Give the data again, word for word.

** Begin Data entries **

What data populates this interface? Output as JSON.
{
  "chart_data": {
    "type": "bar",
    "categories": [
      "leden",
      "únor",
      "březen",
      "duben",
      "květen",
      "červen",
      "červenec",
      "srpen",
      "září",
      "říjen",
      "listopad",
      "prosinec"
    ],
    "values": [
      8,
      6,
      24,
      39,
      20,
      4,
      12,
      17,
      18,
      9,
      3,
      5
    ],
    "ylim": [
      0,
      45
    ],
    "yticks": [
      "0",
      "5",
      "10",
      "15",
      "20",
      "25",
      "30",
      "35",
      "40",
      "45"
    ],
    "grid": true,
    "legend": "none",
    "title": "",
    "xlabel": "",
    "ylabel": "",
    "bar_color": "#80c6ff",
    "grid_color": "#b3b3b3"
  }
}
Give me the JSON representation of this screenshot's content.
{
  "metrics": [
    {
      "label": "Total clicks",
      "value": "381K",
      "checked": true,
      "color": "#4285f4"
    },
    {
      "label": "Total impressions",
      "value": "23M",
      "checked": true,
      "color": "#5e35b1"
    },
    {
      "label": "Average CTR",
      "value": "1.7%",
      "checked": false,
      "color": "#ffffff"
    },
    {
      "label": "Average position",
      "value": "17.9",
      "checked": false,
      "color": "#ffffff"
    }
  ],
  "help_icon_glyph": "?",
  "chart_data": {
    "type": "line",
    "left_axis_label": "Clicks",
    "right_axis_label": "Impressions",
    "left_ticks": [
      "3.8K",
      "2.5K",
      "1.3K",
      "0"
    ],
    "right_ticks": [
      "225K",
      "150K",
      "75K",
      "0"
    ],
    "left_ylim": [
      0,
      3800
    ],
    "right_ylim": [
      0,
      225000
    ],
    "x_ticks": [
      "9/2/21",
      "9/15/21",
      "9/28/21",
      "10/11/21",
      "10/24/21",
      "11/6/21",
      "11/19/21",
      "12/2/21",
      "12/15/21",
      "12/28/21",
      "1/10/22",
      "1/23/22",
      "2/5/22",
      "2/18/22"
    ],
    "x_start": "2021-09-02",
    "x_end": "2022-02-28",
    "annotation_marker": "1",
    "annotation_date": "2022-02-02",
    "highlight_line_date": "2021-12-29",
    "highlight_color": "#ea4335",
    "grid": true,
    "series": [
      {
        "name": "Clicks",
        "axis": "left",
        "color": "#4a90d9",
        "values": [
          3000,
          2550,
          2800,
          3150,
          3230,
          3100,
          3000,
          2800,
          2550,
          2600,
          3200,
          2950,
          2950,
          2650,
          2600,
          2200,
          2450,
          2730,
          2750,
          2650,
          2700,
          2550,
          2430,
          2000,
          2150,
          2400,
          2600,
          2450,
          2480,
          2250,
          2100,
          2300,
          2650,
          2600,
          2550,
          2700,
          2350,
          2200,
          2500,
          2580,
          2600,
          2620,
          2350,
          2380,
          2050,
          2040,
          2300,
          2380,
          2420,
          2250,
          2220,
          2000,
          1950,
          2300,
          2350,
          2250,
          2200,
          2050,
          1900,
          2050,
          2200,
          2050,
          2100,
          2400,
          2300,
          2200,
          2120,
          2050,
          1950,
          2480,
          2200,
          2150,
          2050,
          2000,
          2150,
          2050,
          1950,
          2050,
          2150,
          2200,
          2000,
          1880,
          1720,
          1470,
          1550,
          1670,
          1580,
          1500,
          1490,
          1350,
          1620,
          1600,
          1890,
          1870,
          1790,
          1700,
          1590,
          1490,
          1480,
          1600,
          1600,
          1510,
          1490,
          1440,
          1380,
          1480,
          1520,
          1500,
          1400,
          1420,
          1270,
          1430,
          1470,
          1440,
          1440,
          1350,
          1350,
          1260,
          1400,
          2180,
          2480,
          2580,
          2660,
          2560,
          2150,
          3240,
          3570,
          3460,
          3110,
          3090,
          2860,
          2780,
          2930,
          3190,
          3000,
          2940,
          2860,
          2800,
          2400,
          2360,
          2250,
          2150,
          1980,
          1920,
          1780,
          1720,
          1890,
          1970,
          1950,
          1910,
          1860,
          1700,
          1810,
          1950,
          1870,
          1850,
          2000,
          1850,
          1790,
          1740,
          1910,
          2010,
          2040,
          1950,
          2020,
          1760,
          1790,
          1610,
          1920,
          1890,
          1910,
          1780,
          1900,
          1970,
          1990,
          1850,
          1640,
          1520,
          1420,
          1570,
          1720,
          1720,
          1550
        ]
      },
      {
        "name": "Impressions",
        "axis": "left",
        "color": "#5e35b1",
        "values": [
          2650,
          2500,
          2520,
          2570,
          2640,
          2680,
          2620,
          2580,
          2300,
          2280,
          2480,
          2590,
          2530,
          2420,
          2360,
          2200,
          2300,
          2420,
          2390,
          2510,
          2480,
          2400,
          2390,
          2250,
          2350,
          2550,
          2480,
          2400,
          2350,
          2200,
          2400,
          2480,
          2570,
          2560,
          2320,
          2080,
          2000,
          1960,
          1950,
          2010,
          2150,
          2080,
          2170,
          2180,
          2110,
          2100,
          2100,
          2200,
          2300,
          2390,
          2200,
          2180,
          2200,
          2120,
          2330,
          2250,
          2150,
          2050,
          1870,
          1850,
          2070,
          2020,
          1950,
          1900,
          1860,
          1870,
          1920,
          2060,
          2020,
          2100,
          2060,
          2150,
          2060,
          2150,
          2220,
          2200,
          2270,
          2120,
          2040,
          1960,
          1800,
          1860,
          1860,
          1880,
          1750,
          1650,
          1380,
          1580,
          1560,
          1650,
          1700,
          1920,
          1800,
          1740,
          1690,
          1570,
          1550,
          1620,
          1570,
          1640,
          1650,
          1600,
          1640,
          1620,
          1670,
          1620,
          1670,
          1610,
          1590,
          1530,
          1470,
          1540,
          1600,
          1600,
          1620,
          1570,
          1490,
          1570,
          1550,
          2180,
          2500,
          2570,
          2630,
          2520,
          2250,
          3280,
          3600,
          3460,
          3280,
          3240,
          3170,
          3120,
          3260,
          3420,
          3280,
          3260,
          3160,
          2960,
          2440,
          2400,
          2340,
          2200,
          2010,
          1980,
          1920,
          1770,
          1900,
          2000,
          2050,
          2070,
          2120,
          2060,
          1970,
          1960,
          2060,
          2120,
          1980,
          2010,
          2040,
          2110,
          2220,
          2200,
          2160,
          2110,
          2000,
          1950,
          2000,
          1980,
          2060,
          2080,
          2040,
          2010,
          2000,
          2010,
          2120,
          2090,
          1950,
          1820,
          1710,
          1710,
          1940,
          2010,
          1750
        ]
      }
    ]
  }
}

** End Data entries **

Task result
What data populates this interface? Output as JSON.
{
  "chart_data": {
    "type": "bar",
    "categories": [
      "leden",
      "únor",
      "březen",
      "duben",
      "květen",
      "červen",
      "červenec",
      "srpen",
      "září",
      "říjen",
      "listopad",
      "prosinec"
    ],
    "values": [
      8,
      6,
      24,
      39,
      20,
      4,
      12,
      17,
      18,
      9,
      3,
      5
    ],
    "ylim": [
      0,
      45
    ],
    "yticks": [
      "0",
      "5",
      "10",
      "15",
      "20",
      "25",
      "30",
      "35",
      "40",
      "45"
    ],
    "grid": true,
    "legend": "none",
    "title": "",
    "xlabel": "",
    "ylabel": "",
    "bar_color": "#80c6ff",
    "grid_color": "#b3b3b3"
  }
}
Give me the JSON representation of this screenshot's content.
{
  "metrics": [
    {
      "label": "Total clicks",
      "value": "381K",
      "checked": true,
      "color": "#4285f4"
    },
    {
      "label": "Total impressions",
      "value": "23M",
      "checked": true,
      "color": "#5e35b1"
    },
    {
      "label": "Average CTR",
      "value": "1.7%",
      "checked": false,
      "color": "#ffffff"
    },
    {
      "label": "Average position",
      "value": "17.9",
      "checked": false,
      "color": "#ffffff"
    }
  ],
  "help_icon_glyph": "?",
  "chart_data": {
    "type": "line",
    "left_axis_label": "Clicks",
    "right_axis_label": "Impressions",
    "left_ticks": [
      "3.8K",
      "2.5K",
      "1.3K",
      "0"
    ],
    "right_ticks": [
      "225K",
      "150K",
      "75K",
      "0"
    ],
    "left_ylim": [
      0,
      3800
    ],
    "right_ylim": [
      0,
      225000
    ],
    "x_ticks": [
      "9/2/21",
      "9/15/21",
      "9/28/21",
      "10/11/21",
      "10/24/21",
      "11/6/21",
      "11/19/21",
      "12/2/21",
      "12/15/21",
      "12/28/21",
      "1/10/22",
      "1/23/22",
      "2/5/22",
      "2/18/22"
    ],
    "x_start": "2021-09-02",
    "x_end": "2022-02-28",
    "annotation_marker": "1",
    "annotation_date": "2022-02-02",
    "highlight_line_date": "2021-12-29",
    "highlight_color": "#ea4335",
    "grid": true,
    "series": [
      {
        "name": "Clicks",
        "axis": "left",
        "color": "#4a90d9",
        "values": [
          3000,
          2550,
          2800,
          3150,
          3230,
          3100,
          3000,
          2800,
          2550,
          2600,
          3200,
          2950,
          2950,
          2650,
          2600,
          2200,
          2450,
          2730,
          2750,
          2650,
          2700,
          2550,
          2430,
          2000,
          2150,
          2400,
          2600,
          2450,
          2480,
          2250,
          2100,
          2300,
          2650,
          2600,
          2550,
          2700,
          2350,
          2200,
          2500,
          2580,
          2600,
          2620,
          2350,
          2380,
          2050,
          2040,
          2300,
          2380,
          2420,
          2250,
          2220,
          2000,
          1950,
          2300,
          2350,
          2250,
          2200,
          2050,
          1900,
          2050,
          2200,
          2050,
          2100,
          2400,
          2300,
          2200,
          2120,
          2050,
          1950,
          2480,
          2200,
          2150,
          2050,
          2000,
          2150,
          2050,
          1950,
          2050,
          2150,
          2200,
          2000,
          1880,
          1720,
          1470,
          1550,
          1670,
          1580,
          1500,
          1490,
          1350,
          1620,
          1600,
          1890,
          1870,
          1790,
          1700,
          1590,
          1490,
          1480,
          1600,
          1600,
          1510,
          1490,
          1440,
          1380,
          1480,
          1520,
          1500,
          1400,
          1420,
          1270,
          1430,
          1470,
          1440,
          1440,
          1350,
          1350,
          1260,
          1400,
          2180,
          2480,
          2580,
          2660,
          2560,
          2150,
          3240,
          3570,
          3460,
          3110,
          3090,
          2860,
          2780,
          2930,
          3190,
          3000,
          2940,
          2860,
          2800,
          2400,
          2360,
          2250,
          2150,
          1980,
          1920,
          1780,
          1720,
          1890,
          1970,
          1950,
          1910,
          1860,
          1700,
          1810,
          1950,
          1870,
          1850,
          2000,
          1850,
          1790,
          1740,
          1910,
          2010,
          2040,
          1950,
          2020,
          1760,
          1790,
          1610,
          1920,
          1890,
          1910,
          1780,
          1900,
          1970,
          1990,
          1850,
          1640,
          1520,
          1420,
          1570,
          1720,
          1720,
          1550
        ]
      },
      {
        "name": "Impressions",
        "axis": "left",
        "color": "#5e35b1",
        "values": [
          2650,
          2500,
          2520,
          2570,
          2640,
          2680,
          2620,
          2580,
          2300,
          2280,
          2480,
          2590,
          2530,
          2420,
          2360,
          2200,
          2300,
          2420,
          2390,
          2510,
          2480,
          2400,
          2390,
          2250,
          2350,
          2550,
          2480,
          2400,
          2350,
          2200,
          2400,
          2480,
          2570,
          2560,
          2320,
          2080,
          2000,
          1960,
          1950,
          2010,
          2150,
          2080,
          2170,
          2180,
          2110,
          2100,
          2100,
          2200,
          2300,
          2390,
          2200,
          2180,
          2200,
          2120,
          2330,
          2250,
          2150,
          2050,
          1870,
          1850,
          2070,
          2020,
          1950,
          1900,
          1860,
          1870,
          1920,
          2060,
          2020,
          2100,
          2060,
          2150,
          2060,
          2150,
          2220,
          2200,
          2270,
          2120,
          2040,
          1960,
          1800,
          1860,
          1860,
          1880,
          1750,
          1650,
          1380,
          1580,
          1560,
          1650,
          1700,
          1920,
          1800,
          1740,
          1690,
          1570,
          1550,
          1620,
          1570,
          1640,
          1650,
          1600,
          1640,
          1620,
          1670,
          1620,
          1670,
          1610,
          1590,
          1530,
          1470,
          1540,
          1600,
          1600,
          1620,
          1570,
          1490,
          1570,
          1550,
          2180,
          2500,
          2570,
          2630,
          2520,
          2250,
          3280,
          3600,
          3460,
          3280,
          3240,
          3170,
          3120,
          3260,
          3420,
          3280,
          3260,
          3160,
          2960,
          2440,
          2400,
          2340,
          2200,
          2010,
          1980,
          1920,
          1770,
          1900,
          2000,
          2050,
          2070,
          2120,
          2060,
          1970,
          1960,
          2060,
          2120,
          1980,
          2010,
          2040,
          2110,
          2220,
          2200,
          2160,
          2110,
          2000,
          1950,
          2000,
          1980,
          2060,
          2080,
          2040,
          2010,
          2000,
          2010,
          2120,
          2090,
          1950,
          1820,
          1710,
          1710,
          1940,
          2010,
          1750
        ]
      }
    ]
  }
}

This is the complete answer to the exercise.